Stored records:
══════

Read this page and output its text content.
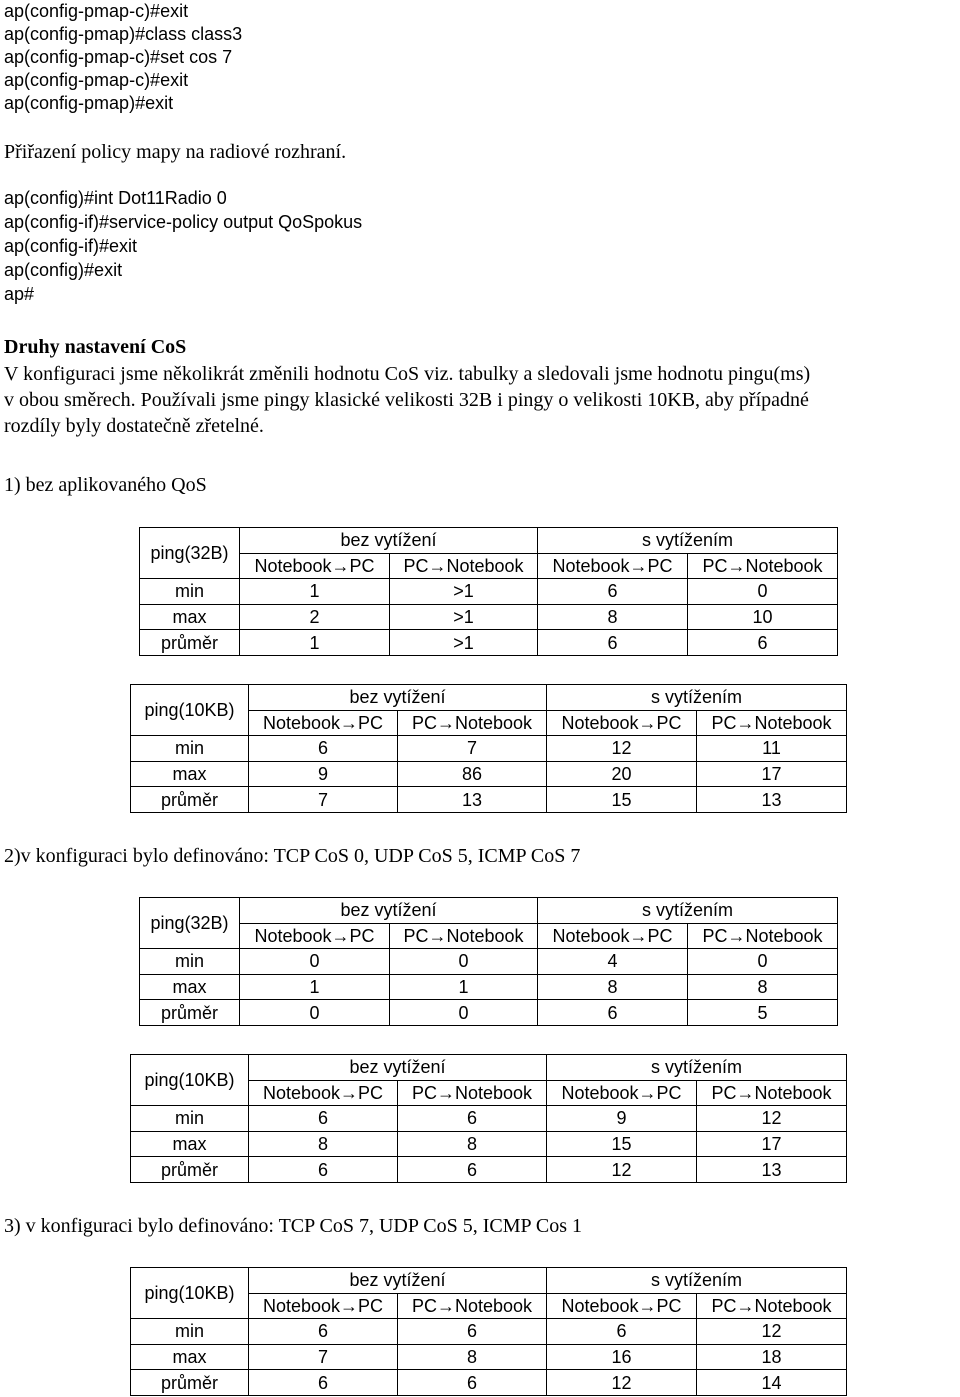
ap(config-pmap-c)#exit

ap(config-pmap)#class class3

ap(config-pmap-c)#set cos 7

ap(config-pmap-c)#exit

ap(config-pmap)#exit

Přiřazení policy mapy na radiové rozhraní.

ap(config)#int Dot11Radio 0

ap(config-if)#service-policy output QoSpokus

ap(config-if)#exit

ap(config)#exit

ap#

Druhy nastavení CoS

V konfiguraci jsme několikrát změnili hodnotu CoS viz. tabulky a sledovali jsme hodnotu pingu(ms)
v obou směrech. Používali jsme pingy klasické velikosti 32B i pingy o velikosti 10KB, aby případné
rozdíly byly dostatečně zřetelné.

1) bez aplikovaného QoS

ping(32B)	bez vytížení		s vytížením	
	Notebook→PC	PC→Notebook	Notebook→PC	PC→Notebook
min	1	>1	6	0
max	2	>1	8	10
průměr	1	>1	6	6
ping(10KB)	bez vytížení		s vytížením	
	Notebook→PC	PC→Notebook	Notebook→PC	PC→Notebook
min	6	7	12	11
max	9	86	20	17
průměr	7	13	15	13

2)v konfiguraci bylo definováno: TCP CoS 0, UDP CoS 5, ICMP CoS 7

ping(32B)	bez vytížení		s vytížením	
	Notebook→PC	PC→Notebook	Notebook→PC	PC→Notebook
min	0	0	4	0
max	1	1	8	8
průměr	0	0	6	5
ping(10KB)	bez vytížení		s vytížením	
	Notebook→PC	PC→Notebook	Notebook→PC	PC→Notebook
min	6	6	9	12
max	8	8	15	17
průměr	6	6	12	13

3) v konfiguraci bylo definováno: TCP CoS 7, UDP CoS 5, ICMP Cos 1

ping(10KB)	bez vytížení		s vytížením	
	Notebook→PC	PC→Notebook	Notebook→PC	PC→Notebook
min	6	6	6	12
max	7	8	16	18
průměr	6	6	12	14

══════

In the copy, include no pictures; restate the listing above exactly.

Read this page and output its text content.
ap(config-pmap-c)#exit

ap(config-pmap)#class class3

ap(config-pmap-c)#set cos 7

ap(config-pmap-c)#exit

ap(config-pmap)#exit

Přiřazení policy mapy na radiové rozhraní.

ap(config)#int Dot11Radio 0

ap(config-if)#service-policy output QoSpokus

ap(config-if)#exit

ap(config)#exit

ap#

Druhy nastavení CoS

V konfiguraci jsme několikrát změnili hodnotu CoS viz. tabulky a sledovali jsme hodnotu pingu(ms)
v obou směrech. Používali jsme pingy klasické velikosti 32B i pingy o velikosti 10KB, aby případné
rozdíly byly dostatečně zřetelné.

1) bez aplikovaného QoS

ping(32B)	bez vytížení		s vytížením	
	Notebook→PC	PC→Notebook	Notebook→PC	PC→Notebook
min	1	>1	6	0
max	2	>1	8	10
průměr	1	>1	6	6
ping(10KB)	bez vytížení		s vytížením	
	Notebook→PC	PC→Notebook	Notebook→PC	PC→Notebook
min	6	7	12	11
max	9	86	20	17
průměr	7	13	15	13

2)v konfiguraci bylo definováno: TCP CoS 0, UDP CoS 5, ICMP CoS 7

ping(32B)	bez vytížení		s vytížením	
	Notebook→PC	PC→Notebook	Notebook→PC	PC→Notebook
min	0	0	4	0
max	1	1	8	8
průměr	0	0	6	5
ping(10KB)	bez vytížení		s vytížením	
	Notebook→PC	PC→Notebook	Notebook→PC	PC→Notebook
min	6	6	9	12
max	8	8	15	17
průměr	6	6	12	13

3) v konfiguraci bylo definováno: TCP CoS 7, UDP CoS 5, ICMP Cos 1

ping(10KB)	bez vytížení		s vytížením	
	Notebook→PC	PC→Notebook	Notebook→PC	PC→Notebook
min	6	6	6	12
max	7	8	16	18
průměr	6	6	12	14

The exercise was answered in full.